◆ **EXERCISE TASK**: Each line of the material below that holds the word "Khúc" needs to be copied.

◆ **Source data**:
* BEGIN *
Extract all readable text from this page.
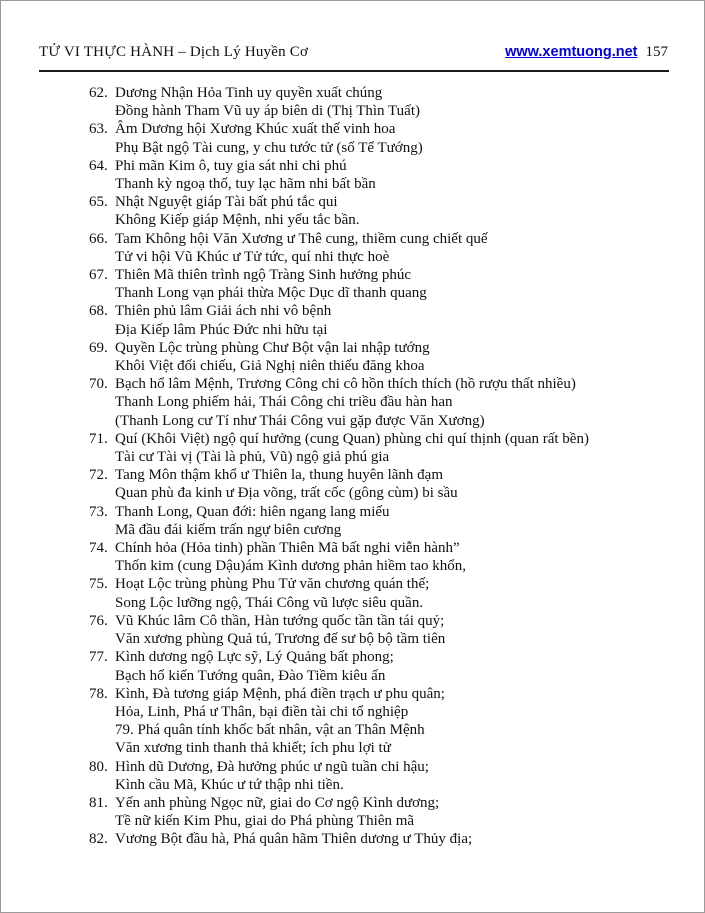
TỬ VI THỰC HÀNH – Dịch Lý Huyền Cơ	www.xemtuong.net 157
62. Dương Nhận Hỏa Tinh uy quyền xuất chúng
Đồng hành Tham Vũ uy áp biên di (Thị Thìn Tuất)
63. Âm Dương hội Xương Khúc xuất thế vinh hoa
Phụ Bật ngộ Tài cung, y chu tước tử (số Tể Tướng)
64. Phi mãn Kim ô, tuy gia sát nhi chi phú
Thanh kỳ ngoạ thố, tuy lạc hãm nhi bất bần
65. Nhật Nguyệt giáp Tài bất phú tắc qui
Không Kiếp giáp Mệnh, nhi yểu tắc bần.
66. Tam Không hội Văn Xương ư Thê cung, thiềm cung chiết quế
Tử vi hội Vũ Khúc ư Tử tức, quí nhi thực hoè
67. Thiên Mã thiên trình ngộ Tràng Sinh hưởng phúc
Thanh Long vạn phái thừa Mộc Dục dĩ thanh quang
68. Thiên phủ lâm Giải ách nhi vô bệnh
Địa Kiếp lâm Phúc Đức nhi hữu tại
69. Quyền Lộc trùng phùng Chư Bột vận lai nhập tướng
Khôi Việt đối chiếu, Giả Nghị niên thiếu đăng khoa
70. Bạch hổ lâm Mệnh, Trương Công chi cô hồn thích thích (hồ rượu thất nhiều)
Thanh Long phiếm hải, Thái Công chi triều đầu hàn han
(Thanh Long cư Tí như Thái Công vui gặp được Văn Xương)
71. Quí (Khôi Việt) ngộ quí hưởng (cung Quan) phùng chi quí thịnh (quan rất bền)
Tài cư Tài vị (Tài là phủ, Vũ) ngộ giả phú gia
72. Tang Môn thậm khổ ư Thiên la, thung huyên lãnh đạm
Quan phù đa kinh ư Địa võng, trất cốc (gông cùm) bi sầu
73. Thanh Long, Quan đới: hiên ngang lang miếu
Mã đầu đái kiếm trấn ngự biên cương
74. Chính hỏa (Hỏa tinh) phần Thiên Mã bất nghi viễn hành”
Thốn kim (cung Dậu)ám Kình dương phản hiềm tao khổn,
75. Hoạt Lộc trùng phùng Phu Tử văn chương quán thế;
Song Lộc lưỡng ngộ, Thái Công vũ lược siêu quần.
76. Vũ Khúc lâm Cô thần, Hàn tướng quốc tần tần tái quỷ;
Văn xương phùng Quả tú, Trương đế sư bộ bộ tầm tiên
77. Kình dương ngộ Lực sỹ, Lý Quảng bất phong;
Bạch hổ kiến Tướng quân, Đào Tiềm kiêu ấn
78. Kình, Đà tương giáp Mệnh, phá điền trạch ư phu quân;
Hỏa, Linh, Phá ư Thân, bại điền tài chi tổ nghiệp
79. Phá quân tính khốc bất nhân, vật an Thân Mệnh
Văn xương tinh thanh thả khiết; ích phu lợi tử
80. Hình dũ Dương, Đà hưởng phúc ư ngũ tuần chi hậu;
Kình cầu Mã, Khúc ư tứ thập nhi tiền.
81. Yến anh phùng Ngọc nữ, giai do Cơ ngộ Kình dương;
Tề nữ kiến Kim Phu, giai do Phá phùng Thiên mã
82. Vương Bột đầu hà, Phá quân hãm Thiên dương ư Thủy địa;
* END *
◆ **THE SOLUTION**:
63. Âm Dương hội Xương Khúc xuất thế vinh hoa
Tử vi hội Vũ Khúc ư Tử tức, quí nhi thực hoè
76. Vũ Khúc lâm Cô thần, Hàn tướng quốc tần tần tái quỷ;
Kình cầu Mã, Khúc ư tứ thập nhi tiền.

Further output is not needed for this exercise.